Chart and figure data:
☆ ☆ ☆ ☆ ☆ ☆ ☆

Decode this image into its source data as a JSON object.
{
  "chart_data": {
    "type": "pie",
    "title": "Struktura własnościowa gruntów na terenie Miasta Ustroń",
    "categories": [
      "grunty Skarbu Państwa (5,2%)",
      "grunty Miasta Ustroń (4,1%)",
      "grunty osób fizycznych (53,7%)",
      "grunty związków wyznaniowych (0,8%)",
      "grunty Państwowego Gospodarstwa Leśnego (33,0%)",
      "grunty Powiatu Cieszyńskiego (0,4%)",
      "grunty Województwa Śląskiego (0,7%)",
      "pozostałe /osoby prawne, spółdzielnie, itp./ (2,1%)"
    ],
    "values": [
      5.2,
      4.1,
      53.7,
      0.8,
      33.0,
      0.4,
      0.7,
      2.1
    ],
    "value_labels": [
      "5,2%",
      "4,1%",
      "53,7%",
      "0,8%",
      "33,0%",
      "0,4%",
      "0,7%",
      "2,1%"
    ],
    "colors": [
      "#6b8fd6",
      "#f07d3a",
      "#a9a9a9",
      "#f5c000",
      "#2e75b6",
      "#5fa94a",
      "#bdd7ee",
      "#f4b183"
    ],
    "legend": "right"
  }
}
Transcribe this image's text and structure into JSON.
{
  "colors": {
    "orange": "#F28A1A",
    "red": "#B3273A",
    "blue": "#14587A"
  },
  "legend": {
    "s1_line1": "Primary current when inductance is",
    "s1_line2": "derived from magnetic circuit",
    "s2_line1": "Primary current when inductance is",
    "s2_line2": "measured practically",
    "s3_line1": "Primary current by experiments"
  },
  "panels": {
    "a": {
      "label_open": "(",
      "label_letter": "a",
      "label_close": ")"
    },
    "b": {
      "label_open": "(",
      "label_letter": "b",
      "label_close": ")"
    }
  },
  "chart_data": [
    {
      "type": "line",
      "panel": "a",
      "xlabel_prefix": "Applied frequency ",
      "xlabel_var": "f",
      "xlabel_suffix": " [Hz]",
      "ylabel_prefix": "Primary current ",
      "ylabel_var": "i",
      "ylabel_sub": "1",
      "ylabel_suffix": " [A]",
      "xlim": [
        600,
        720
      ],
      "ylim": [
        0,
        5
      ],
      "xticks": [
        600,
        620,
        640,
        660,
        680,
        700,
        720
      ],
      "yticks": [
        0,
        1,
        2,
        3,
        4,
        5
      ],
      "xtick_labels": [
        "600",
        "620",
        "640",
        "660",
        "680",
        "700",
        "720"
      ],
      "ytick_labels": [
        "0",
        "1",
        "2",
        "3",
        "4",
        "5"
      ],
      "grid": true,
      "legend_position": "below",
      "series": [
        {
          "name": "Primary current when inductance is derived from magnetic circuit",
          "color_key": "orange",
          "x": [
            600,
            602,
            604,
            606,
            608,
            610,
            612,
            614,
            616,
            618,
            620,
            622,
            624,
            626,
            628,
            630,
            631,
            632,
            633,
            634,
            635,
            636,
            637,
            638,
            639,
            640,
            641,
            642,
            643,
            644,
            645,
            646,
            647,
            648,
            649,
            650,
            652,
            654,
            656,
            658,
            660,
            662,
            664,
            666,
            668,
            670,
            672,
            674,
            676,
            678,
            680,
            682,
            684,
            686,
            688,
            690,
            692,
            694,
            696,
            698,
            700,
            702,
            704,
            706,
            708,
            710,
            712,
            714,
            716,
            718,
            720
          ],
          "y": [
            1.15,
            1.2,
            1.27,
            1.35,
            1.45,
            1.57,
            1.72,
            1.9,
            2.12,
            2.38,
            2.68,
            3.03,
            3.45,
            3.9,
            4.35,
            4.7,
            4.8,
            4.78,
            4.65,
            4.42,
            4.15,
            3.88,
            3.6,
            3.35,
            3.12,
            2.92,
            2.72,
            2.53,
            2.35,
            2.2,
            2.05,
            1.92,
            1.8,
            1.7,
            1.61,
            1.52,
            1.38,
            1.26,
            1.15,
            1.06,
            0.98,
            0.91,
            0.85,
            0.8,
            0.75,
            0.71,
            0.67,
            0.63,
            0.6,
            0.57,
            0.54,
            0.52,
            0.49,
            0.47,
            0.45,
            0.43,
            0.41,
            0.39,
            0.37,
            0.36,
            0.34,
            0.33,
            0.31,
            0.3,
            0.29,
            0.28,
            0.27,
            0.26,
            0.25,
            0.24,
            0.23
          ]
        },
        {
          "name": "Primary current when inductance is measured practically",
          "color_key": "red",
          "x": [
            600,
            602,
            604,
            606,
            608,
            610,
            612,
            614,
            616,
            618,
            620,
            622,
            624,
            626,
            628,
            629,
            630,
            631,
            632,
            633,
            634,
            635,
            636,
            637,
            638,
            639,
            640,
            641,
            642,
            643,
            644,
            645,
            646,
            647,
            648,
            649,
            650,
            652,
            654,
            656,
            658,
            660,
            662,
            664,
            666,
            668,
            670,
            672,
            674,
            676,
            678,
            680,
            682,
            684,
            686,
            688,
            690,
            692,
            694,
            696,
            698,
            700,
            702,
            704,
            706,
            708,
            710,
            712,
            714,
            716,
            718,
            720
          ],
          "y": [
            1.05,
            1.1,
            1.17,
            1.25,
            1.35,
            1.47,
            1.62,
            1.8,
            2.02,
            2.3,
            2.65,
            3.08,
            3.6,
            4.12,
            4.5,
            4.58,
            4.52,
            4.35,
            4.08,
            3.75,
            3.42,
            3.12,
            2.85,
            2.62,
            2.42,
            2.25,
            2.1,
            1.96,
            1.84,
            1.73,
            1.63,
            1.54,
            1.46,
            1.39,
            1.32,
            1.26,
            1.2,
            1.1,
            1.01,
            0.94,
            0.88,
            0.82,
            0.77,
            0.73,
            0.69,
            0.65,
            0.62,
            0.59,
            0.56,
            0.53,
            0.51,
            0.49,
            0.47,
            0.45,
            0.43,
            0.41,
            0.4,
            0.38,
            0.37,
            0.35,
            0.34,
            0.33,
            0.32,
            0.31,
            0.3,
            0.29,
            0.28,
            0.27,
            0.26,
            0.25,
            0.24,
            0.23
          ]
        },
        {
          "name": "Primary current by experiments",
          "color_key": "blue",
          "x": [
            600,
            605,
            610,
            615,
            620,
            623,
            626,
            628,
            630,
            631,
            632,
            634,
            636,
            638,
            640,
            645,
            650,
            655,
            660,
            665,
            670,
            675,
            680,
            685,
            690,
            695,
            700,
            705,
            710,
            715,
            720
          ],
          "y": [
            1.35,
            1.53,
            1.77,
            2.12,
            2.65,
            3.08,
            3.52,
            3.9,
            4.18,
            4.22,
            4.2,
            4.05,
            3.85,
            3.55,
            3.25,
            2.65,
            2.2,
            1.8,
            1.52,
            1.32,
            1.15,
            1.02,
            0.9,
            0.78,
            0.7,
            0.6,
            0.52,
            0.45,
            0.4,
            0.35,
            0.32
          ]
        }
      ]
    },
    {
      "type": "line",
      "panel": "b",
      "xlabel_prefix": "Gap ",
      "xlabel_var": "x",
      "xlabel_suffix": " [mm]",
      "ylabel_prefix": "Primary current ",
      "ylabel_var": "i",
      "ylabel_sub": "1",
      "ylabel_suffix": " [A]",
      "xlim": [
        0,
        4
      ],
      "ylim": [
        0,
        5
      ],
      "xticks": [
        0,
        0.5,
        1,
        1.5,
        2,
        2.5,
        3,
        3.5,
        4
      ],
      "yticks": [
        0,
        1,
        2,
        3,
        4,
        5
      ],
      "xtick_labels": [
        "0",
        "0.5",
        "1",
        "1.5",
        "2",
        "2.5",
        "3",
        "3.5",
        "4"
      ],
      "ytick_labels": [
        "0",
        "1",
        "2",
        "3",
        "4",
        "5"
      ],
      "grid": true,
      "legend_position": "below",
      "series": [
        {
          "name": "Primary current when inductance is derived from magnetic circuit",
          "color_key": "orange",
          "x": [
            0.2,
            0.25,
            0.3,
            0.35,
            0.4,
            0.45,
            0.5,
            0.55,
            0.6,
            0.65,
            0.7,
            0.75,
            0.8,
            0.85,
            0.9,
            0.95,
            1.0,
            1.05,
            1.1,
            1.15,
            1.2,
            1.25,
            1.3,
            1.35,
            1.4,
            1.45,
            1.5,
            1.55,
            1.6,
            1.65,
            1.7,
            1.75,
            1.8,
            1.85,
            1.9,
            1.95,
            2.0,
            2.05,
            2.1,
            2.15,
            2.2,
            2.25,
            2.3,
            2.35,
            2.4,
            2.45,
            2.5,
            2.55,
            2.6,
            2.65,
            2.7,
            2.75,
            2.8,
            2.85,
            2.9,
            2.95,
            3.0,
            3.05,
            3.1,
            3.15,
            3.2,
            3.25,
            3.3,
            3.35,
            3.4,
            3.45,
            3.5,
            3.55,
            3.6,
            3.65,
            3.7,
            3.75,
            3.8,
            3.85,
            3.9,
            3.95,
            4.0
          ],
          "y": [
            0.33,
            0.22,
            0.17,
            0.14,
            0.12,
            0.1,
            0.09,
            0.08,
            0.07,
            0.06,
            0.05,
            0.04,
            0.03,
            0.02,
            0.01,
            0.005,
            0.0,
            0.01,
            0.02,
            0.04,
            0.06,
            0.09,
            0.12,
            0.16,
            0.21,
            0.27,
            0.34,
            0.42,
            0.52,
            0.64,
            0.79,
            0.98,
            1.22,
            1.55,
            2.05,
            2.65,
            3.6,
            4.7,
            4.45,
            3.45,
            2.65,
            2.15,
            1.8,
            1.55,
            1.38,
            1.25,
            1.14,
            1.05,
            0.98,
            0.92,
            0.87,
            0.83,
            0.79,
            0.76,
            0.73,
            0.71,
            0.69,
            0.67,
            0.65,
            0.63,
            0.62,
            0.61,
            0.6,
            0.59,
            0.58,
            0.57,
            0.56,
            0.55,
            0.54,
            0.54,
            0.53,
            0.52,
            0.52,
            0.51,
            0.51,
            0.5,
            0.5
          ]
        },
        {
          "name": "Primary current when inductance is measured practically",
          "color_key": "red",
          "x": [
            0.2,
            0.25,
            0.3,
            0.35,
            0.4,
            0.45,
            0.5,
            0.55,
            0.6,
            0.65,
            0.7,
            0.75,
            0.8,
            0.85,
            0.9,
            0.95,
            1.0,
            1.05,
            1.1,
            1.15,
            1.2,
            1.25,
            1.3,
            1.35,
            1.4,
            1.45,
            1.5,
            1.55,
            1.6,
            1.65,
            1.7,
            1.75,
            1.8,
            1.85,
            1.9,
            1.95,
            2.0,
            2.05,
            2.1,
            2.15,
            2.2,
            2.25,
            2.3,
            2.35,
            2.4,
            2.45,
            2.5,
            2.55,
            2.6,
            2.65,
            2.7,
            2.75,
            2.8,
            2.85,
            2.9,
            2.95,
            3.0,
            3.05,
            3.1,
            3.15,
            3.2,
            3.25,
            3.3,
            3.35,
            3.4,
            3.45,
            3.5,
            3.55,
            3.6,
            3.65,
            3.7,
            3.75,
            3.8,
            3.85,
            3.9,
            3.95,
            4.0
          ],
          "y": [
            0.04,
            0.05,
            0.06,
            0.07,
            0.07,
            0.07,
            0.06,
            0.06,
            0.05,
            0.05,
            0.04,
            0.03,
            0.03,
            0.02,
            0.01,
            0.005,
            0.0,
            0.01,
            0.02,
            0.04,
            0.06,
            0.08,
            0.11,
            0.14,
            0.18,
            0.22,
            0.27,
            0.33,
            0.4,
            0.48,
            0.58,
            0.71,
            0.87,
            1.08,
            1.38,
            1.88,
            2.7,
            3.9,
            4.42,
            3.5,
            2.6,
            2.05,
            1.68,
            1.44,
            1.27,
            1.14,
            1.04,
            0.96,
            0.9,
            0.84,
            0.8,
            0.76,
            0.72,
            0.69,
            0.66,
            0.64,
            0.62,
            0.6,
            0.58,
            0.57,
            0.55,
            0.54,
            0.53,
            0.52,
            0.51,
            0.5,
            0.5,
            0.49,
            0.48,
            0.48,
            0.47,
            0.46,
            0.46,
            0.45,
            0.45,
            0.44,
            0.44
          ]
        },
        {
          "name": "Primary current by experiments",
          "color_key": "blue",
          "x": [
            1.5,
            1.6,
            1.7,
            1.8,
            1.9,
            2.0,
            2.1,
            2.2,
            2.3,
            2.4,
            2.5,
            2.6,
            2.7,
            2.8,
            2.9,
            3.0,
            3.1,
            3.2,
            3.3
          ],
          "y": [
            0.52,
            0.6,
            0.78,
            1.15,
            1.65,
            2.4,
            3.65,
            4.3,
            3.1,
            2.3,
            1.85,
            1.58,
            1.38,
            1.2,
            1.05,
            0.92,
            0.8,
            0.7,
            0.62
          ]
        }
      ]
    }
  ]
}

☆ ☆ ☆ ☆ ☆ ☆ ☆

Look over the listing above. Pick out and copy every line that includes "JSON".

[Right answer]:
Decode this image into its source data as a JSON object.
Transcribe this image's text and structure into JSON.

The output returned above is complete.